- **Problem description**:
Print the data that follows exactly.
.....
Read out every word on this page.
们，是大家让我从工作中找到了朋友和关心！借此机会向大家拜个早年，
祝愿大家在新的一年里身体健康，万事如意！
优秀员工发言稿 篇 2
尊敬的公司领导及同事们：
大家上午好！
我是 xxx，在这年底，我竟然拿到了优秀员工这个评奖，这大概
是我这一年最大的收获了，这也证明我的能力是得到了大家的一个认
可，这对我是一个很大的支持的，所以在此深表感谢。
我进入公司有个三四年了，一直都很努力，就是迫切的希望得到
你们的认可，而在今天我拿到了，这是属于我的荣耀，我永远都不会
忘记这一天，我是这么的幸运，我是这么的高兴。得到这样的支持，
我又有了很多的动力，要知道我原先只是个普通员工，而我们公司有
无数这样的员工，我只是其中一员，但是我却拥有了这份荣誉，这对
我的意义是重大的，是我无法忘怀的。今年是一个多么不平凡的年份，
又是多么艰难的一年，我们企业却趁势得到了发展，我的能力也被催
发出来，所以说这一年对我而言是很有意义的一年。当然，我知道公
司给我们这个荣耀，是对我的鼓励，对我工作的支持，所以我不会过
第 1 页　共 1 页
.....
- **Final result**:
Read out every word on this page.
们，是大家让我从工作中找到了朋友和关心！借此机会向大家拜个早年，
祝愿大家在新的一年里身体健康，万事如意！
优秀员工发言稿 篇 2
尊敬的公司领导及同事们：
大家上午好！
我是 xxx，在这年底，我竟然拿到了优秀员工这个评奖，这大概
是我这一年最大的收获了，这也证明我的能力是得到了大家的一个认
可，这对我是一个很大的支持的，所以在此深表感谢。
我进入公司有个三四年了，一直都很努力，就是迫切的希望得到
你们的认可，而在今天我拿到了，这是属于我的荣耀，我永远都不会
忘记这一天，我是这么的幸运，我是这么的高兴。得到这样的支持，
我又有了很多的动力，要知道我原先只是个普通员工，而我们公司有
无数这样的员工，我只是其中一员，但是我却拥有了这份荣誉，这对
我的意义是重大的，是我无法忘怀的。今年是一个多么不平凡的年份，
又是多么艰难的一年，我们企业却趁势得到了发展，我的能力也被催
发出来，所以说这一年对我而言是很有意义的一年。当然，我知道公
司给我们这个荣耀，是对我的鼓励，对我工作的支持，所以我不会过
第 1 页　共 1 页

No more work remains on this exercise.